::: GIVEN RECORDS :::
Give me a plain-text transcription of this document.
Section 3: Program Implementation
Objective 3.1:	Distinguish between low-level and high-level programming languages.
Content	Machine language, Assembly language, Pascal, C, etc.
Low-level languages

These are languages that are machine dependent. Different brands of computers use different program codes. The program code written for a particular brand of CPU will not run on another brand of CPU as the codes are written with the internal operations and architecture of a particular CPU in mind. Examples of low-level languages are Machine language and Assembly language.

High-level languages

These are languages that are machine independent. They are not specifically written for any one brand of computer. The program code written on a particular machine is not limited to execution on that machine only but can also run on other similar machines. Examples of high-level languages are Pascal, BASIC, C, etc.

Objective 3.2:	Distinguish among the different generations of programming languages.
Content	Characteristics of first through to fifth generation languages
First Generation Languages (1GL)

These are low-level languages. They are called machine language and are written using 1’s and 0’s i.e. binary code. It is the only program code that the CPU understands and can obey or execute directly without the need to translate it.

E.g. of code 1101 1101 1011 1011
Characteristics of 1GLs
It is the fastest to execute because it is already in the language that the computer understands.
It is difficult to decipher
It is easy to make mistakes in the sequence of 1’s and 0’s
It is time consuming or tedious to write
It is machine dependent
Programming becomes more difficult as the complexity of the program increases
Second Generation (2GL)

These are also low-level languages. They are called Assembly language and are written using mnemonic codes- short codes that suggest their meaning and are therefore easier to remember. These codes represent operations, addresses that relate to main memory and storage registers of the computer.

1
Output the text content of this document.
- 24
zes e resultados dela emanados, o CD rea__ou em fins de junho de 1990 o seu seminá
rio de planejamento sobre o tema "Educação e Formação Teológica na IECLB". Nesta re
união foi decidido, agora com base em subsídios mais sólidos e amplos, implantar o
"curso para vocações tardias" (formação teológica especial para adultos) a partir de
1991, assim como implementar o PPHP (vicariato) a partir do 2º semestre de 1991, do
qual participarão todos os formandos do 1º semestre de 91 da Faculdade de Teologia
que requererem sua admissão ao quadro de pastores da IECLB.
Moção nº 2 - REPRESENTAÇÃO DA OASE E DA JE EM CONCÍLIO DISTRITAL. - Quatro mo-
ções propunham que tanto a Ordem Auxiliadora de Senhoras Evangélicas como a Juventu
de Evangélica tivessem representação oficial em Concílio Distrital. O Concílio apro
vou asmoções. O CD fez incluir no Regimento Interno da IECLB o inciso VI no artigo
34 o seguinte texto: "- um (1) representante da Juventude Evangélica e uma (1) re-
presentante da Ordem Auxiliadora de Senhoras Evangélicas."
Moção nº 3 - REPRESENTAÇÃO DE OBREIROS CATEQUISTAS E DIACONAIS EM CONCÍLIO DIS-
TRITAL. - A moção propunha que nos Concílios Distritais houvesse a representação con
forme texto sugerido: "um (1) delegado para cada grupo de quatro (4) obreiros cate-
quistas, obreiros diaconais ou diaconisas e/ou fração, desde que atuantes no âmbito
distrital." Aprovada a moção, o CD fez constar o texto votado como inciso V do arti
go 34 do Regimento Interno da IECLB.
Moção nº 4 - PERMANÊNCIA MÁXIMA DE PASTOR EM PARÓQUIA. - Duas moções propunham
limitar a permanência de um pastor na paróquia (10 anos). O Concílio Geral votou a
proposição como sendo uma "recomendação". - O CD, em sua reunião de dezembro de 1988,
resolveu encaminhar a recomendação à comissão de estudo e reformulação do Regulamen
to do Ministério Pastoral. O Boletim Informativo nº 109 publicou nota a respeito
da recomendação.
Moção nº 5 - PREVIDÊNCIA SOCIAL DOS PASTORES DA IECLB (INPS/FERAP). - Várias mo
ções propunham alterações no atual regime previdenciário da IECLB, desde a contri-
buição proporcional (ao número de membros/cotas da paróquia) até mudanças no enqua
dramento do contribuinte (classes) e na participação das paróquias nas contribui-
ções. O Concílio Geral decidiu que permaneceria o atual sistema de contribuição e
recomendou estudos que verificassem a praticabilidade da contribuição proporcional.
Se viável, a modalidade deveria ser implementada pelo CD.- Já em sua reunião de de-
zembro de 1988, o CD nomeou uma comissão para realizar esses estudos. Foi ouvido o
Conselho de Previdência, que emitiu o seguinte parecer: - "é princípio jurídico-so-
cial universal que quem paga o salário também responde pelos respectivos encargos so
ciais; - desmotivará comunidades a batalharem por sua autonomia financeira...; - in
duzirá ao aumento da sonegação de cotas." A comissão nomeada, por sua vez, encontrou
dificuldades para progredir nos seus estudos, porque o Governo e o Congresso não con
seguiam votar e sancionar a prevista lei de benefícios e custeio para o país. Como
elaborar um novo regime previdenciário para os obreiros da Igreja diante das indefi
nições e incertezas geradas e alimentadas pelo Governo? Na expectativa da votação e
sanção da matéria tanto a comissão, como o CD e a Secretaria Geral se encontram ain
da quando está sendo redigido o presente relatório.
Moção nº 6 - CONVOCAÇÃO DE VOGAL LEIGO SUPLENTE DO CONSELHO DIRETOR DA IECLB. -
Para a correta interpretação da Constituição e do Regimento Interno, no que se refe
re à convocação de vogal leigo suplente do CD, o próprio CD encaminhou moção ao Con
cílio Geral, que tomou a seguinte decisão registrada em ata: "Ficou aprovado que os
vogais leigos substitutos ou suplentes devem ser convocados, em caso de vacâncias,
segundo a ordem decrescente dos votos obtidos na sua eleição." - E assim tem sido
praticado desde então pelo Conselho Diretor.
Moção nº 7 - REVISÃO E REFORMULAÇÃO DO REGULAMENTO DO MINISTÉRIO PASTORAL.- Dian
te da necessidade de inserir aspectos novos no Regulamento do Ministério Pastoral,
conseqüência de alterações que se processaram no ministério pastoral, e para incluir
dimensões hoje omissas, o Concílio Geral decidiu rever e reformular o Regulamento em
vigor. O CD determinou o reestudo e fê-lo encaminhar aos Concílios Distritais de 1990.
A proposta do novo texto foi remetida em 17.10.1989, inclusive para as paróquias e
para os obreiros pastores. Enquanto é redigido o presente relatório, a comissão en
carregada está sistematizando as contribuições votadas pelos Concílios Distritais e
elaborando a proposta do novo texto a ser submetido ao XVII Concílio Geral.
:::
#### THE TASK:
Please output the entries above, every line exactly as it reads.

#### EXERCISE OUTPUT:
Give me a plain-text transcription of this document.
Section 3: Program Implementation
Objective 3.1:	Distinguish between low-level and high-level programming languages.
Content	Machine language, Assembly language, Pascal, C, etc.
Low-level languages

These are languages that are machine dependent. Different brands of computers use different program codes. The program code written for a particular brand of CPU will not run on another brand of CPU as the codes are written with the internal operations and architecture of a particular CPU in mind. Examples of low-level languages are Machine language and Assembly language.

High-level languages

These are languages that are machine independent. They are not specifically written for any one brand of computer. The program code written on a particular machine is not limited to execution on that machine only but can also run on other similar machines. Examples of high-level languages are Pascal, BASIC, C, etc.

Objective 3.2:	Distinguish among the different generations of programming languages.
Content	Characteristics of first through to fifth generation languages
First Generation Languages (1GL)

These are low-level languages. They are called machine language and are written using 1’s and 0’s i.e. binary code. It is the only program code that the CPU understands and can obey or execute directly without the need to translate it.

E.g. of code 1101 1101 1011 1011
Characteristics of 1GLs
It is the fastest to execute because it is already in the language that the computer understands.
It is difficult to decipher
It is easy to make mistakes in the sequence of 1’s and 0’s
It is time consuming or tedious to write
It is machine dependent
Programming becomes more difficult as the complexity of the program increases
Second Generation (2GL)

These are also low-level languages. They are called Assembly language and are written using mnemonic codes- short codes that suggest their meaning and are therefore easier to remember. These codes represent operations, addresses that relate to main memory and storage registers of the computer.

1
Output the text content of this document.
- 24
zes e resultados dela emanados, o CD rea__ou em fins de junho de 1990 o seu seminá
rio de planejamento sobre o tema "Educação e Formação Teológica na IECLB". Nesta re
união foi decidido, agora com base em subsídios mais sólidos e amplos, implantar o
"curso para vocações tardias" (formação teológica especial para adultos) a partir de
1991, assim como implementar o PPHP (vicariato) a partir do 2º semestre de 1991, do
qual participarão todos os formandos do 1º semestre de 91 da Faculdade de Teologia
que requererem sua admissão ao quadro de pastores da IECLB.
Moção nº 2 - REPRESENTAÇÃO DA OASE E DA JE EM CONCÍLIO DISTRITAL. - Quatro mo-
ções propunham que tanto a Ordem Auxiliadora de Senhoras Evangélicas como a Juventu
de Evangélica tivessem representação oficial em Concílio Distrital. O Concílio apro
vou asmoções. O CD fez incluir no Regimento Interno da IECLB o inciso VI no artigo
34 o seguinte texto: "- um (1) representante da Juventude Evangélica e uma (1) re-
presentante da Ordem Auxiliadora de Senhoras Evangélicas."
Moção nº 3 - REPRESENTAÇÃO DE OBREIROS CATEQUISTAS E DIACONAIS EM CONCÍLIO DIS-
TRITAL. - A moção propunha que nos Concílios Distritais houvesse a representação con
forme texto sugerido: "um (1) delegado para cada grupo de quatro (4) obreiros cate-
quistas, obreiros diaconais ou diaconisas e/ou fração, desde que atuantes no âmbito
distrital." Aprovada a moção, o CD fez constar o texto votado como inciso V do arti
go 34 do Regimento Interno da IECLB.
Moção nº 4 - PERMANÊNCIA MÁXIMA DE PASTOR EM PARÓQUIA. - Duas moções propunham
limitar a permanência de um pastor na paróquia (10 anos). O Concílio Geral votou a
proposição como sendo uma "recomendação". - O CD, em sua reunião de dezembro de 1988,
resolveu encaminhar a recomendação à comissão de estudo e reformulação do Regulamen
to do Ministério Pastoral. O Boletim Informativo nº 109 publicou nota a respeito
da recomendação.
Moção nº 5 - PREVIDÊNCIA SOCIAL DOS PASTORES DA IECLB (INPS/FERAP). - Várias mo
ções propunham alterações no atual regime previdenciário da IECLB, desde a contri-
buição proporcional (ao número de membros/cotas da paróquia) até mudanças no enqua
dramento do contribuinte (classes) e na participação das paróquias nas contribui-
ções. O Concílio Geral decidiu que permaneceria o atual sistema de contribuição e
recomendou estudos que verificassem a praticabilidade da contribuição proporcional.
Se viável, a modalidade deveria ser implementada pelo CD.- Já em sua reunião de de-
zembro de 1988, o CD nomeou uma comissão para realizar esses estudos. Foi ouvido o
Conselho de Previdência, que emitiu o seguinte parecer: - "é princípio jurídico-so-
cial universal que quem paga o salário também responde pelos respectivos encargos so
ciais; - desmotivará comunidades a batalharem por sua autonomia financeira...; - in
duzirá ao aumento da sonegação de cotas." A comissão nomeada, por sua vez, encontrou
dificuldades para progredir nos seus estudos, porque o Governo e o Congresso não con
seguiam votar e sancionar a prevista lei de benefícios e custeio para o país. Como
elaborar um novo regime previdenciário para os obreiros da Igreja diante das indefi
nições e incertezas geradas e alimentadas pelo Governo? Na expectativa da votação e
sanção da matéria tanto a comissão, como o CD e a Secretaria Geral se encontram ain
da quando está sendo redigido o presente relatório.
Moção nº 6 - CONVOCAÇÃO DE VOGAL LEIGO SUPLENTE DO CONSELHO DIRETOR DA IECLB. -
Para a correta interpretação da Constituição e do Regimento Interno, no que se refe
re à convocação de vogal leigo suplente do CD, o próprio CD encaminhou moção ao Con
cílio Geral, que tomou a seguinte decisão registrada em ata: "Ficou aprovado que os
vogais leigos substitutos ou suplentes devem ser convocados, em caso de vacâncias,
segundo a ordem decrescente dos votos obtidos na sua eleição." - E assim tem sido
praticado desde então pelo Conselho Diretor.
Moção nº 7 - REVISÃO E REFORMULAÇÃO DO REGULAMENTO DO MINISTÉRIO PASTORAL.- Dian
te da necessidade de inserir aspectos novos no Regulamento do Ministério Pastoral,
conseqüência de alterações que se processaram no ministério pastoral, e para incluir
dimensões hoje omissas, o Concílio Geral decidiu rever e reformular o Regulamento em
vigor. O CD determinou o reestudo e fê-lo encaminhar aos Concílios Distritais de 1990.
A proposta do novo texto foi remetida em 17.10.1989, inclusive para as paróquias e
para os obreiros pastores. Enquanto é redigido o presente relatório, a comissão en
carregada está sistematizando as contribuições votadas pelos Concílios Distritais e
elaborando a proposta do novo texto a ser submetido ao XVII Concílio Geral.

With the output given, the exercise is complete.